:: Your instructions ::
Copy the data below exactly.

:: Records to use ::
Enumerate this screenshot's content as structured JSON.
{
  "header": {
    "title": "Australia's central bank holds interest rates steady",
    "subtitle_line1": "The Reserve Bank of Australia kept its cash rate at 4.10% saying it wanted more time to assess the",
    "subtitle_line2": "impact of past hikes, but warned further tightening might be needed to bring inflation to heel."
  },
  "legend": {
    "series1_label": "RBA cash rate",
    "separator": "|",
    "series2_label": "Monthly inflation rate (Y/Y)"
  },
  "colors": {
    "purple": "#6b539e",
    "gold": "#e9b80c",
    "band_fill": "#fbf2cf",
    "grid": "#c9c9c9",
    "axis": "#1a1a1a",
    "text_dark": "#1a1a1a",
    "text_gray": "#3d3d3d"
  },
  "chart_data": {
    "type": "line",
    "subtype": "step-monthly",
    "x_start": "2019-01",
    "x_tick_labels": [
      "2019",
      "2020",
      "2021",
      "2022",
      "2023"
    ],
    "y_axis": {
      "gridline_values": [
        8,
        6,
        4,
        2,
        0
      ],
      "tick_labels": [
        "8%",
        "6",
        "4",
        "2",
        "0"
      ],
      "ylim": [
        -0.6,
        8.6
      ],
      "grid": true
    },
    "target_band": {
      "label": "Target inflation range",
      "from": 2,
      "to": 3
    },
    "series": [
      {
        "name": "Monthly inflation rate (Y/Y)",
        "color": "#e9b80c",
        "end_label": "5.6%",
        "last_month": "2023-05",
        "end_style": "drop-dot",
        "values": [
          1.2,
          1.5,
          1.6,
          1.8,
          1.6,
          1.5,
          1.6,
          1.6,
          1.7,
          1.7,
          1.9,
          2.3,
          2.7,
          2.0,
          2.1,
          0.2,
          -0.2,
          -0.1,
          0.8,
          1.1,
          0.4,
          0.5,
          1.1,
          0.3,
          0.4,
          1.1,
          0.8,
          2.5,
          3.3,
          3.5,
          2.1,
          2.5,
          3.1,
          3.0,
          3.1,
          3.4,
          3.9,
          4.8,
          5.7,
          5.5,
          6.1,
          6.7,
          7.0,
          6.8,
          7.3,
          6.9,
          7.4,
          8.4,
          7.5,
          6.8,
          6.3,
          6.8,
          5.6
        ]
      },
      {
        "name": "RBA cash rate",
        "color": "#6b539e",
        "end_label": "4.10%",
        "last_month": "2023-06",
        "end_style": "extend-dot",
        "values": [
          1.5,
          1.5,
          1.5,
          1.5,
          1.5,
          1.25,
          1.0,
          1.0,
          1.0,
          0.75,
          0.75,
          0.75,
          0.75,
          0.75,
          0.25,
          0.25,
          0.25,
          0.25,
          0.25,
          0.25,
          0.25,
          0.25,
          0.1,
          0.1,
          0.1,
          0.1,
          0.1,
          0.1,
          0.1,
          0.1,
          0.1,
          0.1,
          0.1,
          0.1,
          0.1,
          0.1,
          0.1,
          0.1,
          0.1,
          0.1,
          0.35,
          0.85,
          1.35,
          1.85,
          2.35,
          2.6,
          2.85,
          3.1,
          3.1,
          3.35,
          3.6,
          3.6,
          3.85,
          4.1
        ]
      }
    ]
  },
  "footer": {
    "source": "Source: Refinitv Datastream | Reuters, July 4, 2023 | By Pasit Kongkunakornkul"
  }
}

:: Exercise response ::
Enumerate this screenshot's content as structured JSON.
{
  "header": {
    "title": "Australia's central bank holds interest rates steady",
    "subtitle_line1": "The Reserve Bank of Australia kept its cash rate at 4.10% saying it wanted more time to assess the",
    "subtitle_line2": "impact of past hikes, but warned further tightening might be needed to bring inflation to heel."
  },
  "legend": {
    "series1_label": "RBA cash rate",
    "separator": "|",
    "series2_label": "Monthly inflation rate (Y/Y)"
  },
  "colors": {
    "purple": "#6b539e",
    "gold": "#e9b80c",
    "band_fill": "#fbf2cf",
    "grid": "#c9c9c9",
    "axis": "#1a1a1a",
    "text_dark": "#1a1a1a",
    "text_gray": "#3d3d3d"
  },
  "chart_data": {
    "type": "line",
    "subtype": "step-monthly",
    "x_start": "2019-01",
    "x_tick_labels": [
      "2019",
      "2020",
      "2021",
      "2022",
      "2023"
    ],
    "y_axis": {
      "gridline_values": [
        8,
        6,
        4,
        2,
        0
      ],
      "tick_labels": [
        "8%",
        "6",
        "4",
        "2",
        "0"
      ],
      "ylim": [
        -0.6,
        8.6
      ],
      "grid": true
    },
    "target_band": {
      "label": "Target inflation range",
      "from": 2,
      "to": 3
    },
    "series": [
      {
        "name": "Monthly inflation rate (Y/Y)",
        "color": "#e9b80c",
        "end_label": "5.6%",
        "last_month": "2023-05",
        "end_style": "drop-dot",
        "values": [
          1.2,
          1.5,
          1.6,
          1.8,
          1.6,
          1.5,
          1.6,
          1.6,
          1.7,
          1.7,
          1.9,
          2.3,
          2.7,
          2.0,
          2.1,
          0.2,
          -0.2,
          -0.1,
          0.8,
          1.1,
          0.4,
          0.5,
          1.1,
          0.3,
          0.4,
          1.1,
          0.8,
          2.5,
          3.3,
          3.5,
          2.1,
          2.5,
          3.1,
          3.0,
          3.1,
          3.4,
          3.9,
          4.8,
          5.7,
          5.5,
          6.1,
          6.7,
          7.0,
          6.8,
          7.3,
          6.9,
          7.4,
          8.4,
          7.5,
          6.8,
          6.3,
          6.8,
          5.6
        ]
      },
      {
        "name": "RBA cash rate",
        "color": "#6b539e",
        "end_label": "4.10%",
        "last_month": "2023-06",
        "end_style": "extend-dot",
        "values": [
          1.5,
          1.5,
          1.5,
          1.5,
          1.5,
          1.25,
          1.0,
          1.0,
          1.0,
          0.75,
          0.75,
          0.75,
          0.75,
          0.75,
          0.25,
          0.25,
          0.25,
          0.25,
          0.25,
          0.25,
          0.25,
          0.25,
          0.1,
          0.1,
          0.1,
          0.1,
          0.1,
          0.1,
          0.1,
          0.1,
          0.1,
          0.1,
          0.1,
          0.1,
          0.1,
          0.1,
          0.1,
          0.1,
          0.1,
          0.1,
          0.35,
          0.85,
          1.35,
          1.85,
          2.35,
          2.6,
          2.85,
          3.1,
          3.1,
          3.35,
          3.6,
          3.6,
          3.85,
          4.1
        ]
      }
    ]
  },
  "footer": {
    "source": "Source: Refinitv Datastream | Reuters, July 4, 2023 | By Pasit Kongkunakornkul"
  }
}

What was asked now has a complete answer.